**What to work on**
Give the material again in full, matching it exactly.

**A block of data**
++++
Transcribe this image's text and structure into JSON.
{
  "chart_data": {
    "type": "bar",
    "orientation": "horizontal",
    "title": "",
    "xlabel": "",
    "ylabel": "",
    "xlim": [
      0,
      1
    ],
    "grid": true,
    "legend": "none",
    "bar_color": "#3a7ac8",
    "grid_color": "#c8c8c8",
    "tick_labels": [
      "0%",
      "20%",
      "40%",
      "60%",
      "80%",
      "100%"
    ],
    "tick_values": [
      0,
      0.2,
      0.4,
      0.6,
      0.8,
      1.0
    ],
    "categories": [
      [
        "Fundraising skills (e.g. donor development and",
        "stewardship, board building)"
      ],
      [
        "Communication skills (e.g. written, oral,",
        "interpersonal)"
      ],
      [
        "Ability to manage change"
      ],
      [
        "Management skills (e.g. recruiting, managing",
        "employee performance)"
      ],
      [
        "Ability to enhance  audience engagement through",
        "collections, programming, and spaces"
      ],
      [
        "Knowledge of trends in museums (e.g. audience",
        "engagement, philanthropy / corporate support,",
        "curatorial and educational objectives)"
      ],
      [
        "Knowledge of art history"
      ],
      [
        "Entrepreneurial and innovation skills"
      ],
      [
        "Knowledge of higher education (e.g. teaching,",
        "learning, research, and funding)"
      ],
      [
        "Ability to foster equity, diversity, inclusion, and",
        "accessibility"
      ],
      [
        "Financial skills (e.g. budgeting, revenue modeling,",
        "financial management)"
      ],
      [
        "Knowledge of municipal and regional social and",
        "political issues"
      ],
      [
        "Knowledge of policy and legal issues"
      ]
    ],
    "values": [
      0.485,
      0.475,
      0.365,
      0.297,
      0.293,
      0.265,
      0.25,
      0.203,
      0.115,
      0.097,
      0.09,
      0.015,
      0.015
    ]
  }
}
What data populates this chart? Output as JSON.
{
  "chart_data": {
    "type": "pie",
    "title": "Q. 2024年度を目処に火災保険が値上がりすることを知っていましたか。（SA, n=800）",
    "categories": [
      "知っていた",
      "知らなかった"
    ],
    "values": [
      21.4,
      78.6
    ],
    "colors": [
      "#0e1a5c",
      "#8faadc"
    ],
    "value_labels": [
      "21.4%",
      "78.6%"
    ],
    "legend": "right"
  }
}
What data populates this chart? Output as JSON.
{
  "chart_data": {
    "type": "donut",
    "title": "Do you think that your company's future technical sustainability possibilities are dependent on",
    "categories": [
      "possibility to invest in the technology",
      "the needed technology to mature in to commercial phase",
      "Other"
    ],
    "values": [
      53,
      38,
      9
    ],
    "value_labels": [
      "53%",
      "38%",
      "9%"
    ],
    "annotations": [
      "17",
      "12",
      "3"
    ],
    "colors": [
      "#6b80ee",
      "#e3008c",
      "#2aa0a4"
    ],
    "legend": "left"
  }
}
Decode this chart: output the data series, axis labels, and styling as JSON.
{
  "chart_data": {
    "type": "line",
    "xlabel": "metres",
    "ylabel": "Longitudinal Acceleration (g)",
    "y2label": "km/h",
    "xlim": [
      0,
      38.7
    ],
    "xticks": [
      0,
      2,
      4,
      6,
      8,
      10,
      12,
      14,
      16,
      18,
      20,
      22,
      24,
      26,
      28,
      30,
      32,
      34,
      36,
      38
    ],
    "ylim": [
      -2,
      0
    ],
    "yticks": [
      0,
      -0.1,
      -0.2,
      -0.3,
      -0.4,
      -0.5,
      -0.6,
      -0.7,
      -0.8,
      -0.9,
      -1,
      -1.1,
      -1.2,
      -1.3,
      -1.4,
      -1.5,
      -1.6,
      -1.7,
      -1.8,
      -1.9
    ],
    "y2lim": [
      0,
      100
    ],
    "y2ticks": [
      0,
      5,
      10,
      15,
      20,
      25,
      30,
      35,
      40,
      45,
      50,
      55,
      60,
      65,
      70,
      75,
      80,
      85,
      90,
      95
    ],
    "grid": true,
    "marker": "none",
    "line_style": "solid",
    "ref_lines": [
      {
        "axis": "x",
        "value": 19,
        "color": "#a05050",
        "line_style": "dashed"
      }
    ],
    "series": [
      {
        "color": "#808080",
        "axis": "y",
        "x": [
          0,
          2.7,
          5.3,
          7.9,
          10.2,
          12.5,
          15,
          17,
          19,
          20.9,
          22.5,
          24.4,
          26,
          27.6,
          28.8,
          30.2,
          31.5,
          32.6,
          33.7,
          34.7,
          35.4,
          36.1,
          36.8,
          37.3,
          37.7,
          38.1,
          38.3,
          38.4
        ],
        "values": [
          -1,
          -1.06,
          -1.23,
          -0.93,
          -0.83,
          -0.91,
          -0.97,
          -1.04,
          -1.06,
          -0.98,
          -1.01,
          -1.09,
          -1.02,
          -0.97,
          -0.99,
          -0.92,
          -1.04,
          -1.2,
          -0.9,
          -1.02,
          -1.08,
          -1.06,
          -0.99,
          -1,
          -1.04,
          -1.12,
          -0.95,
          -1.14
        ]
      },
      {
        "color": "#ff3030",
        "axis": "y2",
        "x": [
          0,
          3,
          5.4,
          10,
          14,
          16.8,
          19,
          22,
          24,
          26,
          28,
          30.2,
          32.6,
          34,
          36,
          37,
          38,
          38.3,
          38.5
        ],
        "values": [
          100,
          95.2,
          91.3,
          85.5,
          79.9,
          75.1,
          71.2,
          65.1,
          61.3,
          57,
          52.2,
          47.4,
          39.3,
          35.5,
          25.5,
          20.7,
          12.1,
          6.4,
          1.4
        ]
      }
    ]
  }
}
++++
**Answer to this exercise**
Transcribe this image's text and structure into JSON.
{
  "chart_data": {
    "type": "bar",
    "orientation": "horizontal",
    "title": "",
    "xlabel": "",
    "ylabel": "",
    "xlim": [
      0,
      1
    ],
    "grid": true,
    "legend": "none",
    "bar_color": "#3a7ac8",
    "grid_color": "#c8c8c8",
    "tick_labels": [
      "0%",
      "20%",
      "40%",
      "60%",
      "80%",
      "100%"
    ],
    "tick_values": [
      0,
      0.2,
      0.4,
      0.6,
      0.8,
      1.0
    ],
    "categories": [
      [
        "Fundraising skills (e.g. donor development and",
        "stewardship, board building)"
      ],
      [
        "Communication skills (e.g. written, oral,",
        "interpersonal)"
      ],
      [
        "Ability to manage change"
      ],
      [
        "Management skills (e.g. recruiting, managing",
        "employee performance)"
      ],
      [
        "Ability to enhance  audience engagement through",
        "collections, programming, and spaces"
      ],
      [
        "Knowledge of trends in museums (e.g. audience",
        "engagement, philanthropy / corporate support,",
        "curatorial and educational objectives)"
      ],
      [
        "Knowledge of art history"
      ],
      [
        "Entrepreneurial and innovation skills"
      ],
      [
        "Knowledge of higher education (e.g. teaching,",
        "learning, research, and funding)"
      ],
      [
        "Ability to foster equity, diversity, inclusion, and",
        "accessibility"
      ],
      [
        "Financial skills (e.g. budgeting, revenue modeling,",
        "financial management)"
      ],
      [
        "Knowledge of municipal and regional social and",
        "political issues"
      ],
      [
        "Knowledge of policy and legal issues"
      ]
    ],
    "values": [
      0.485,
      0.475,
      0.365,
      0.297,
      0.293,
      0.265,
      0.25,
      0.203,
      0.115,
      0.097,
      0.09,
      0.015,
      0.015
    ]
  }
}
What data populates this chart? Output as JSON.
{
  "chart_data": {
    "type": "pie",
    "title": "Q. 2024年度を目処に火災保険が値上がりすることを知っていましたか。（SA, n=800）",
    "categories": [
      "知っていた",
      "知らなかった"
    ],
    "values": [
      21.4,
      78.6
    ],
    "colors": [
      "#0e1a5c",
      "#8faadc"
    ],
    "value_labels": [
      "21.4%",
      "78.6%"
    ],
    "legend": "right"
  }
}
What data populates this chart? Output as JSON.
{
  "chart_data": {
    "type": "donut",
    "title": "Do you think that your company's future technical sustainability possibilities are dependent on",
    "categories": [
      "possibility to invest in the technology",
      "the needed technology to mature in to commercial phase",
      "Other"
    ],
    "values": [
      53,
      38,
      9
    ],
    "value_labels": [
      "53%",
      "38%",
      "9%"
    ],
    "annotations": [
      "17",
      "12",
      "3"
    ],
    "colors": [
      "#6b80ee",
      "#e3008c",
      "#2aa0a4"
    ],
    "legend": "left"
  }
}
Decode this chart: output the data series, axis labels, and styling as JSON.
{
  "chart_data": {
    "type": "line",
    "xlabel": "metres",
    "ylabel": "Longitudinal Acceleration (g)",
    "y2label": "km/h",
    "xlim": [
      0,
      38.7
    ],
    "xticks": [
      0,
      2,
      4,
      6,
      8,
      10,
      12,
      14,
      16,
      18,
      20,
      22,
      24,
      26,
      28,
      30,
      32,
      34,
      36,
      38
    ],
    "ylim": [
      -2,
      0
    ],
    "yticks": [
      0,
      -0.1,
      -0.2,
      -0.3,
      -0.4,
      -0.5,
      -0.6,
      -0.7,
      -0.8,
      -0.9,
      -1,
      -1.1,
      -1.2,
      -1.3,
      -1.4,
      -1.5,
      -1.6,
      -1.7,
      -1.8,
      -1.9
    ],
    "y2lim": [
      0,
      100
    ],
    "y2ticks": [
      0,
      5,
      10,
      15,
      20,
      25,
      30,
      35,
      40,
      45,
      50,
      55,
      60,
      65,
      70,
      75,
      80,
      85,
      90,
      95
    ],
    "grid": true,
    "marker": "none",
    "line_style": "solid",
    "ref_lines": [
      {
        "axis": "x",
        "value": 19,
        "color": "#a05050",
        "line_style": "dashed"
      }
    ],
    "series": [
      {
        "color": "#808080",
        "axis": "y",
        "x": [
          0,
          2.7,
          5.3,
          7.9,
          10.2,
          12.5,
          15,
          17,
          19,
          20.9,
          22.5,
          24.4,
          26,
          27.6,
          28.8,
          30.2,
          31.5,
          32.6,
          33.7,
          34.7,
          35.4,
          36.1,
          36.8,
          37.3,
          37.7,
          38.1,
          38.3,
          38.4
        ],
        "values": [
          -1,
          -1.06,
          -1.23,
          -0.93,
          -0.83,
          -0.91,
          -0.97,
          -1.04,
          -1.06,
          -0.98,
          -1.01,
          -1.09,
          -1.02,
          -0.97,
          -0.99,
          -0.92,
          -1.04,
          -1.2,
          -0.9,
          -1.02,
          -1.08,
          -1.06,
          -0.99,
          -1,
          -1.04,
          -1.12,
          -0.95,
          -1.14
        ]
      },
      {
        "color": "#ff3030",
        "axis": "y2",
        "x": [
          0,
          3,
          5.4,
          10,
          14,
          16.8,
          19,
          22,
          24,
          26,
          28,
          30.2,
          32.6,
          34,
          36,
          37,
          38,
          38.3,
          38.5
        ],
        "values": [
          100,
          95.2,
          91.3,
          85.5,
          79.9,
          75.1,
          71.2,
          65.1,
          61.3,
          57,
          52.2,
          47.4,
          39.3,
          35.5,
          25.5,
          20.7,
          12.1,
          6.4,
          1.4
        ]
      }
    ]
  }
}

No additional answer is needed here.